**Stated exercise**
Set down every line of the listing below verbatim, leaving out any pictures.
··· Rows ···
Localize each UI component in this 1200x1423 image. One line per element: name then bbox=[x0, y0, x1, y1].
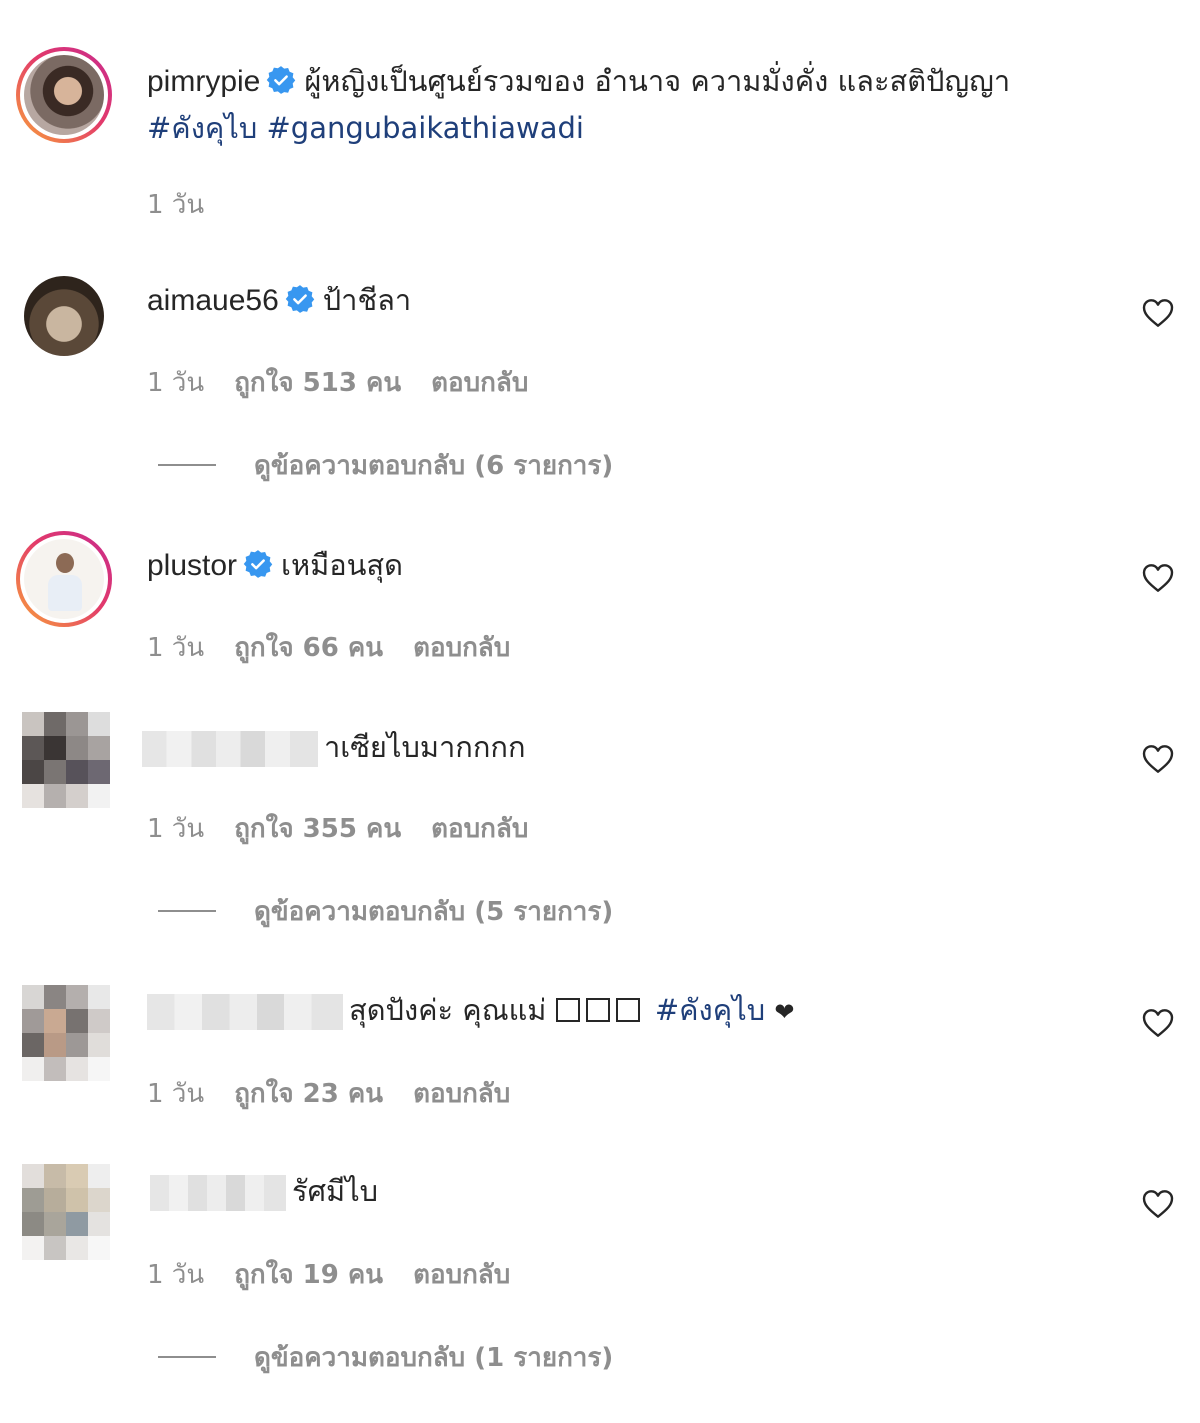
divider-line bbox=[158, 910, 216, 912]
comment-text: รัศมีไบ bbox=[292, 1174, 379, 1208]
missing-glyph-icon bbox=[585, 998, 610, 1022]
comment-username[interactable]: plustor bbox=[147, 549, 237, 582]
comment-timestamp: 1 วัน bbox=[147, 814, 205, 844]
verified-badge-icon bbox=[285, 284, 315, 314]
view-replies-button[interactable]: ดูข้อความตอบกลับ (5 รายการ) bbox=[158, 891, 613, 931]
heart-outline-icon[interactable] bbox=[1142, 1189, 1174, 1219]
heart-outline-icon[interactable] bbox=[1142, 744, 1174, 774]
commenter-avatar[interactable] bbox=[22, 1164, 110, 1260]
verified-badge-icon bbox=[266, 65, 296, 95]
reply-button[interactable]: ตอบกลับ bbox=[413, 633, 510, 663]
comment-username[interactable]: aimaue56 bbox=[147, 284, 279, 317]
reply-button[interactable]: ตอบกลับ bbox=[413, 1260, 510, 1290]
comment-like-count[interactable]: ถูกใจ 19 คน bbox=[234, 1260, 383, 1290]
reply-button[interactable]: ตอบกลับ bbox=[431, 814, 528, 844]
comment-like-count[interactable]: ถูกใจ 23 คน bbox=[234, 1079, 383, 1109]
reply-button[interactable]: ตอบกลับ bbox=[413, 1079, 510, 1109]
blurred-username bbox=[150, 1175, 286, 1211]
post-username[interactable]: pimrypie bbox=[147, 65, 260, 98]
heart-outline-icon[interactable] bbox=[1142, 298, 1174, 328]
view-replies-label: ดูข้อความตอบกลับ (6 รายการ) bbox=[254, 450, 614, 481]
view-replies-button[interactable]: ดูข้อความตอบกลับ (6 รายการ) bbox=[158, 445, 613, 485]
comment-text: ป้าชีลา bbox=[322, 283, 412, 317]
reply-button[interactable]: ตอบกลับ bbox=[431, 368, 528, 398]
divider-line bbox=[158, 464, 216, 466]
comment-text: เหมือนสุด bbox=[281, 548, 403, 582]
comment-timestamp: 1 วัน bbox=[147, 633, 205, 663]
commenter-avatar[interactable] bbox=[16, 531, 112, 627]
comment-like-count[interactable]: ถูกใจ 66 คน bbox=[234, 633, 383, 663]
verified-badge-icon bbox=[243, 549, 273, 579]
comment-like-count[interactable]: ถูกใจ 513 คน bbox=[234, 368, 401, 398]
missing-glyph-icon bbox=[555, 998, 580, 1022]
comment-like-count[interactable]: ถูกใจ 355 คน bbox=[234, 814, 401, 844]
comment-text: สุดปังค่ะ คุณแม่ bbox=[349, 993, 547, 1027]
view-replies-label: ดูข้อความตอบกลับ (1 รายการ) bbox=[254, 1342, 614, 1373]
post-timestamp: 1 วัน bbox=[147, 190, 205, 220]
commenter-avatar[interactable] bbox=[22, 985, 110, 1081]
blurred-username bbox=[142, 731, 318, 767]
hashtag-link[interactable]: #คังคุไบ bbox=[655, 993, 765, 1027]
heart-outline-icon[interactable] bbox=[1142, 563, 1174, 593]
post-caption: ผู้หญิงเป็นศูนย์รวมของ อำนาจ ความมั่งคั่… bbox=[304, 64, 1011, 98]
missing-glyph-icon bbox=[615, 998, 640, 1022]
comment-timestamp: 1 วัน bbox=[147, 368, 205, 398]
commenter-avatar[interactable] bbox=[24, 276, 104, 356]
divider-line bbox=[158, 1356, 216, 1358]
heart-emoji-icon: ❤ bbox=[774, 998, 795, 1026]
post-author-avatar[interactable] bbox=[16, 47, 112, 143]
commenter-avatar[interactable] bbox=[22, 712, 110, 808]
view-replies-label: ดูข้อความตอบกลับ (5 รายการ) bbox=[254, 896, 614, 927]
heart-outline-icon[interactable] bbox=[1142, 1008, 1174, 1038]
view-replies-button[interactable]: ดูข้อความตอบกลับ (1 รายการ) bbox=[158, 1337, 613, 1377]
comment-timestamp: 1 วัน bbox=[147, 1260, 205, 1290]
hashtag-link[interactable]: #gangubaikathiawadi bbox=[266, 111, 583, 145]
blurred-username bbox=[147, 994, 343, 1030]
hashtag-link[interactable]: #คังคุไบ bbox=[147, 111, 257, 145]
comment-text: าเซียไบมากกกก bbox=[324, 730, 526, 764]
comment-timestamp: 1 วัน bbox=[147, 1079, 205, 1109]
···
**Complete output**
Localize each UI component in this 1200x1423 image. One line per element: name then bbox=[x0, y0, x1, y1].
divider-line bbox=[158, 910, 216, 912]
comment-text: รัศมีไบ bbox=[292, 1174, 379, 1208]
missing-glyph-icon bbox=[585, 998, 610, 1022]
comment-username[interactable]: plustor bbox=[147, 549, 237, 582]
comment-timestamp: 1 วัน bbox=[147, 814, 205, 844]
verified-badge-icon bbox=[285, 284, 315, 314]
view-replies-button[interactable]: ดูข้อความตอบกลับ (5 รายการ) bbox=[158, 891, 613, 931]
heart-outline-icon[interactable] bbox=[1142, 1189, 1174, 1219]
heart-outline-icon[interactable] bbox=[1142, 744, 1174, 774]
commenter-avatar[interactable] bbox=[22, 1164, 110, 1260]
verified-badge-icon bbox=[266, 65, 296, 95]
reply-button[interactable]: ตอบกลับ bbox=[413, 633, 510, 663]
comment-username[interactable]: aimaue56 bbox=[147, 284, 279, 317]
reply-button[interactable]: ตอบกลับ bbox=[413, 1260, 510, 1290]
comment-like-count[interactable]: ถูกใจ 19 คน bbox=[234, 1260, 383, 1290]
reply-button[interactable]: ตอบกลับ bbox=[431, 814, 528, 844]
comment-like-count[interactable]: ถูกใจ 23 คน bbox=[234, 1079, 383, 1109]
reply-button[interactable]: ตอบกลับ bbox=[413, 1079, 510, 1109]
blurred-username bbox=[150, 1175, 286, 1211]
post-username[interactable]: pimrypie bbox=[147, 65, 260, 98]
heart-outline-icon[interactable] bbox=[1142, 298, 1174, 328]
view-replies-label: ดูข้อความตอบกลับ (6 รายการ) bbox=[254, 450, 614, 481]
view-replies-button[interactable]: ดูข้อความตอบกลับ (6 รายการ) bbox=[158, 445, 613, 485]
comment-text: ป้าชีลา bbox=[322, 283, 412, 317]
reply-button[interactable]: ตอบกลับ bbox=[431, 368, 528, 398]
divider-line bbox=[158, 464, 216, 466]
comment-text: เหมือนสุด bbox=[281, 548, 403, 582]
comment-timestamp: 1 วัน bbox=[147, 633, 205, 663]
commenter-avatar[interactable] bbox=[16, 531, 112, 627]
comment-like-count[interactable]: ถูกใจ 66 คน bbox=[234, 633, 383, 663]
verified-badge-icon bbox=[243, 549, 273, 579]
comment-like-count[interactable]: ถูกใจ 513 คน bbox=[234, 368, 401, 398]
missing-glyph-icon bbox=[555, 998, 580, 1022]
comment-like-count[interactable]: ถูกใจ 355 คน bbox=[234, 814, 401, 844]
comment-text: สุดปังค่ะ คุณแม่ bbox=[349, 993, 547, 1027]
view-replies-label: ดูข้อความตอบกลับ (1 รายการ) bbox=[254, 1342, 614, 1373]
post-timestamp: 1 วัน bbox=[147, 190, 205, 220]
commenter-avatar[interactable] bbox=[22, 985, 110, 1081]
blurred-username bbox=[142, 731, 318, 767]
hashtag-link[interactable]: #คังคุไบ bbox=[655, 993, 765, 1027]
heart-outline-icon[interactable] bbox=[1142, 563, 1174, 593]
post-caption: ผู้หญิงเป็นศูนย์รวมของ อำนาจ ความมั่งคั่… bbox=[304, 64, 1011, 98]
missing-glyph-icon bbox=[615, 998, 640, 1022]
comment-timestamp: 1 วัน bbox=[147, 368, 205, 398]
commenter-avatar[interactable] bbox=[24, 276, 104, 356]
divider-line bbox=[158, 1356, 216, 1358]
heart-emoji-icon: ❤ bbox=[774, 998, 795, 1026]
post-author-avatar[interactable] bbox=[16, 47, 112, 143]
commenter-avatar[interactable] bbox=[22, 712, 110, 808]
view-replies-label: ดูข้อความตอบกลับ (5 รายการ) bbox=[254, 896, 614, 927]
heart-outline-icon[interactable] bbox=[1142, 1008, 1174, 1038]
view-replies-button[interactable]: ดูข้อความตอบกลับ (1 รายการ) bbox=[158, 1337, 613, 1377]
comment-timestamp: 1 วัน bbox=[147, 1260, 205, 1290]
hashtag-link[interactable]: #gangubaikathiawadi bbox=[266, 111, 583, 145]
blurred-username bbox=[147, 994, 343, 1030]
hashtag-link[interactable]: #คังคุไบ bbox=[147, 111, 257, 145]
comment-text: าเซียไบมากกกก bbox=[324, 730, 526, 764]
comment-timestamp: 1 วัน bbox=[147, 1079, 205, 1109]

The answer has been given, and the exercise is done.